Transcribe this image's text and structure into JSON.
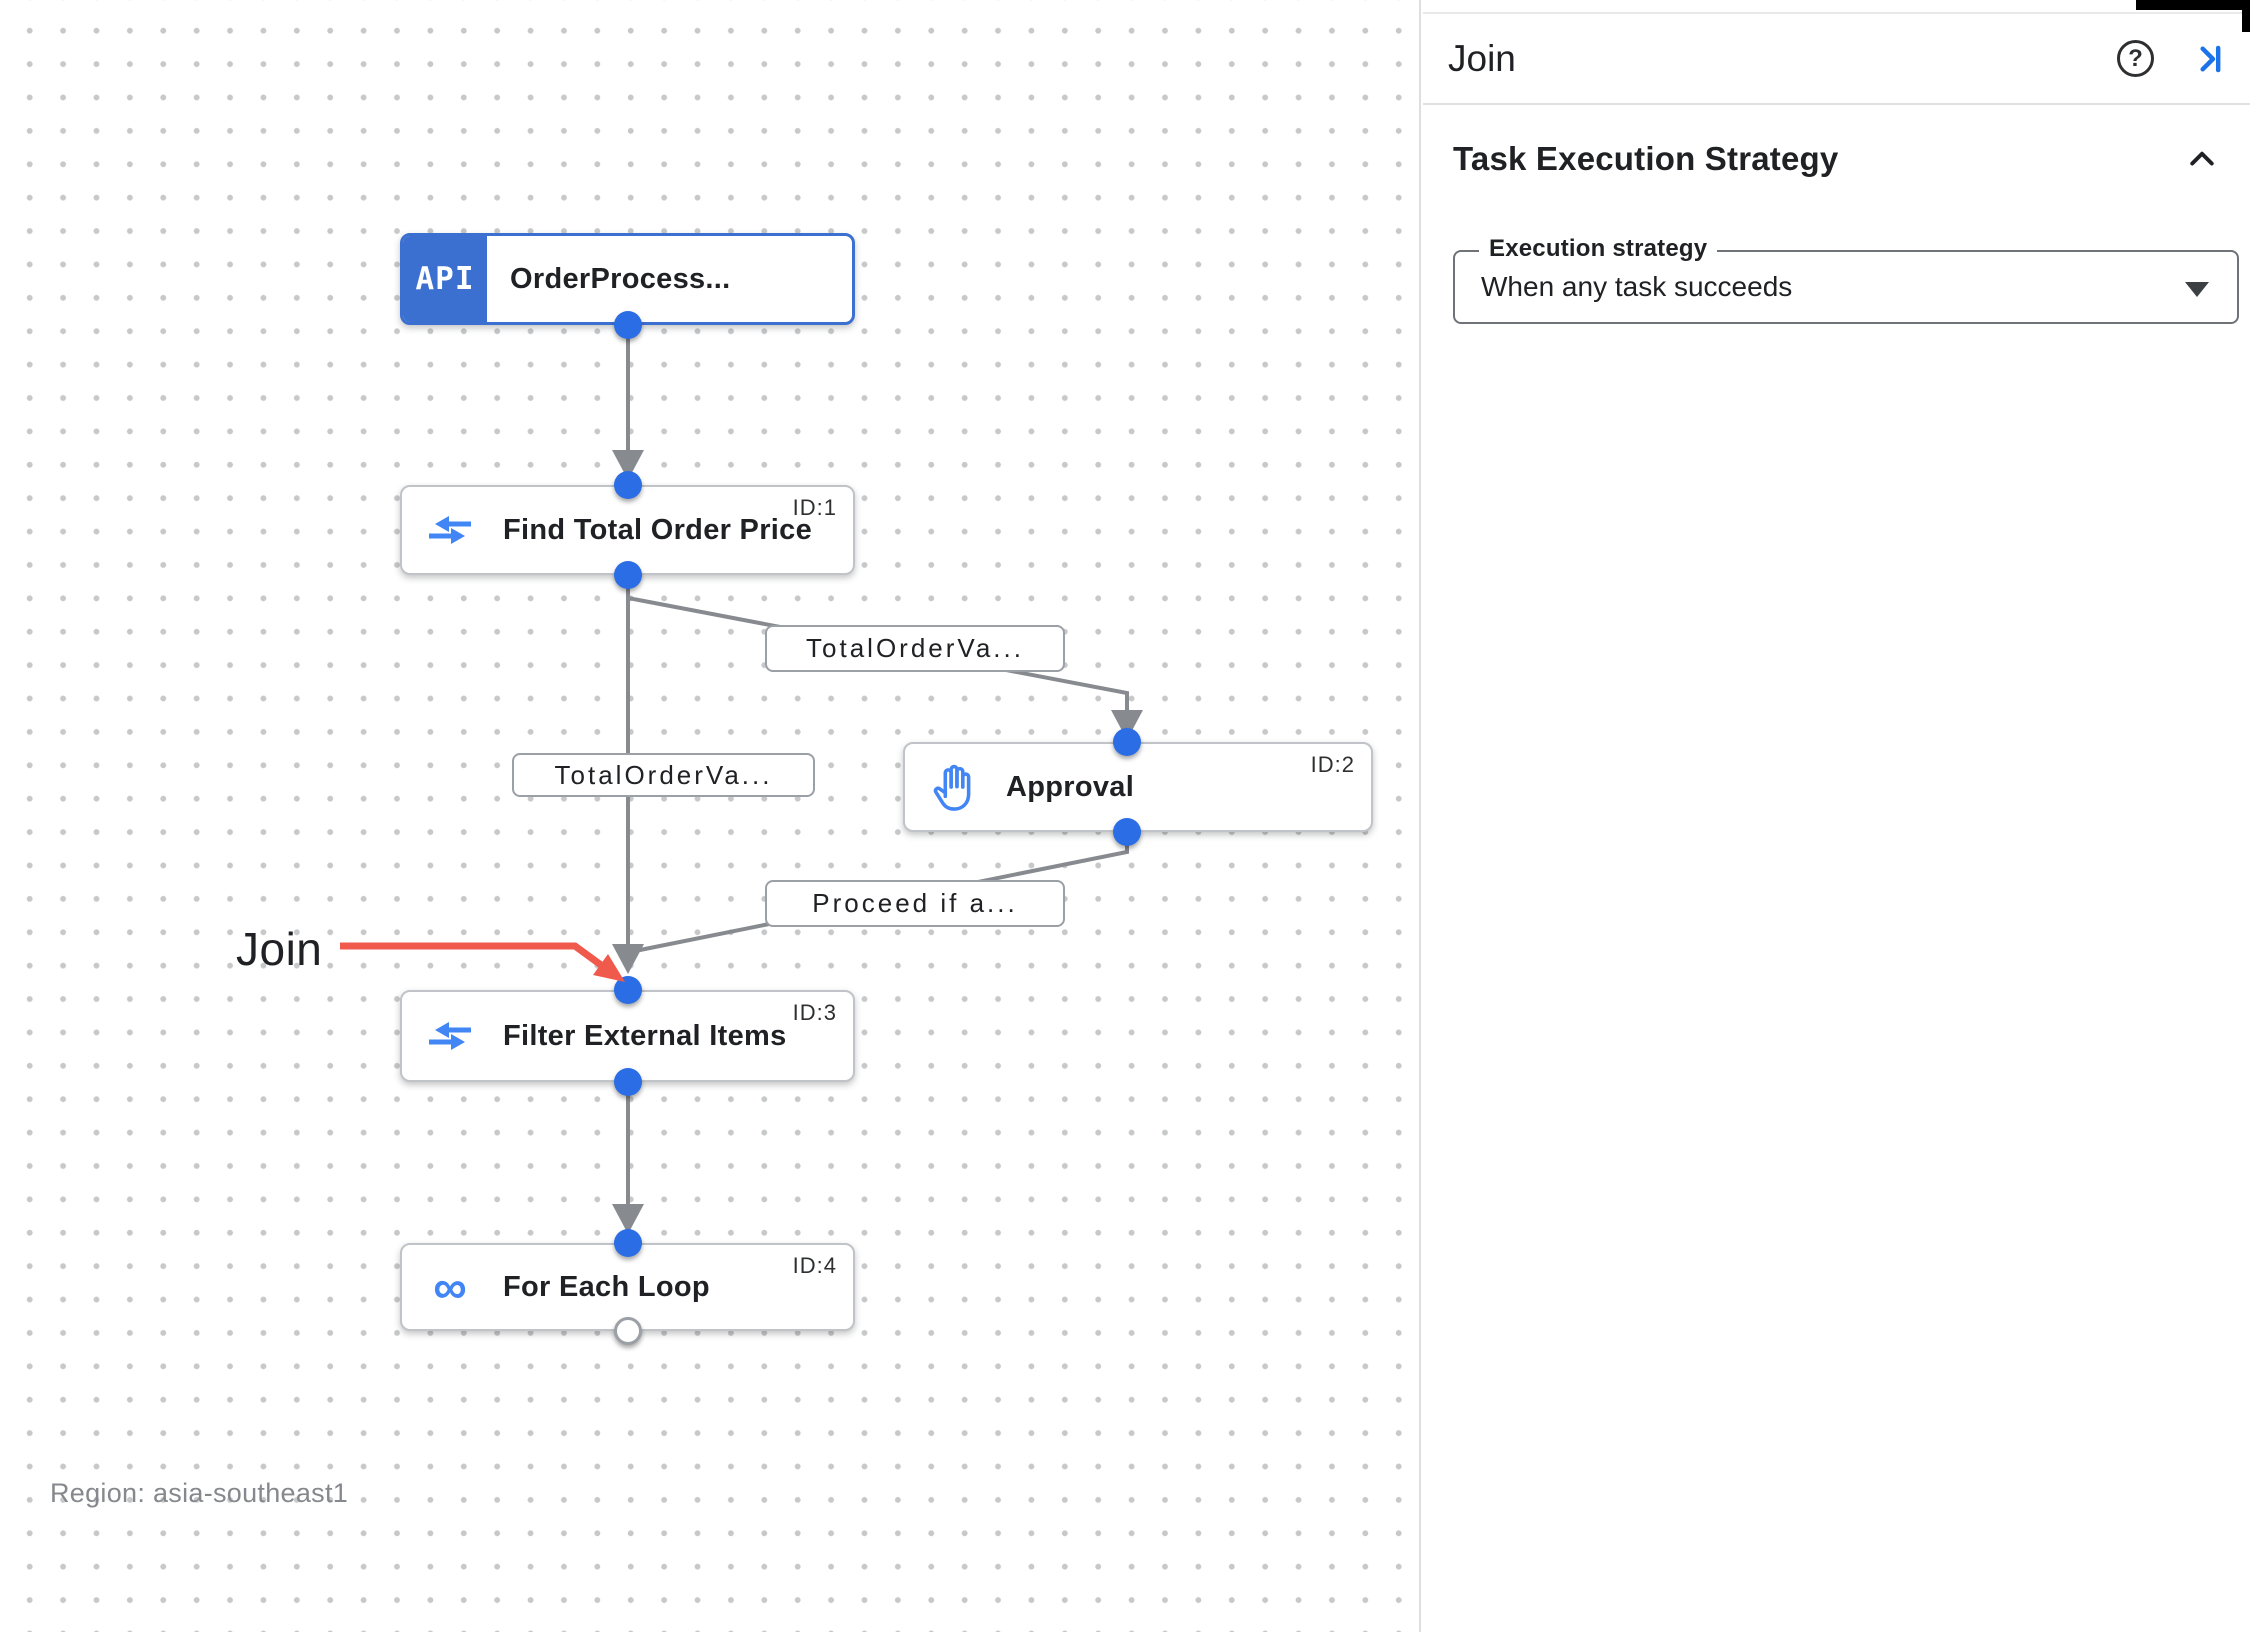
{
  "panel": {
    "title": "Join",
    "help_glyph": "?",
    "section_title": "Task Execution Strategy",
    "field_label": "Execution strategy",
    "field_value": "When any task succeeds"
  },
  "canvas": {
    "region_label": "Region: asia-southeast1",
    "annotation_label": "Join",
    "loop_icon_glyph": "∞",
    "nodes": [
      {
        "badge": "API",
        "title": "OrderProcess...",
        "id": ""
      },
      {
        "title": "Find Total Order Price",
        "id": "ID:1"
      },
      {
        "title": "Approval",
        "id": "ID:2"
      },
      {
        "title": "Filter External Items",
        "id": "ID:3"
      },
      {
        "title": "For Each Loop",
        "id": "ID:4"
      }
    ],
    "edge_labels": [
      {
        "text": "TotalOrderVa..."
      },
      {
        "text": "TotalOrderVa..."
      },
      {
        "text": "Proceed if a..."
      }
    ]
  },
  "colors": {
    "accent_blue": "#1a73e8",
    "node_header_blue": "#3c70d0",
    "port_blue": "#2b6de4",
    "edge_gray": "#878b90",
    "annotation_red": "#ef5a4c"
  }
}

● ● ● ● ●

Aim of the exercise
Output all of the records exactly as they appear above, but not the pictures.

Right answer
Transcribe this image's text and structure into JSON.
{
  "panel": {
    "title": "Join",
    "help_glyph": "?",
    "section_title": "Task Execution Strategy",
    "field_label": "Execution strategy",
    "field_value": "When any task succeeds"
  },
  "canvas": {
    "region_label": "Region: asia-southeast1",
    "annotation_label": "Join",
    "loop_icon_glyph": "∞",
    "nodes": [
      {
        "badge": "API",
        "title": "OrderProcess...",
        "id": ""
      },
      {
        "title": "Find Total Order Price",
        "id": "ID:1"
      },
      {
        "title": "Approval",
        "id": "ID:2"
      },
      {
        "title": "Filter External Items",
        "id": "ID:3"
      },
      {
        "title": "For Each Loop",
        "id": "ID:4"
      }
    ],
    "edge_labels": [
      {
        "text": "TotalOrderVa..."
      },
      {
        "text": "TotalOrderVa..."
      },
      {
        "text": "Proceed if a..."
      }
    ]
  },
  "colors": {
    "accent_blue": "#1a73e8",
    "node_header_blue": "#3c70d0",
    "port_blue": "#2b6de4",
    "edge_gray": "#878b90",
    "annotation_red": "#ef5a4c"
  }
}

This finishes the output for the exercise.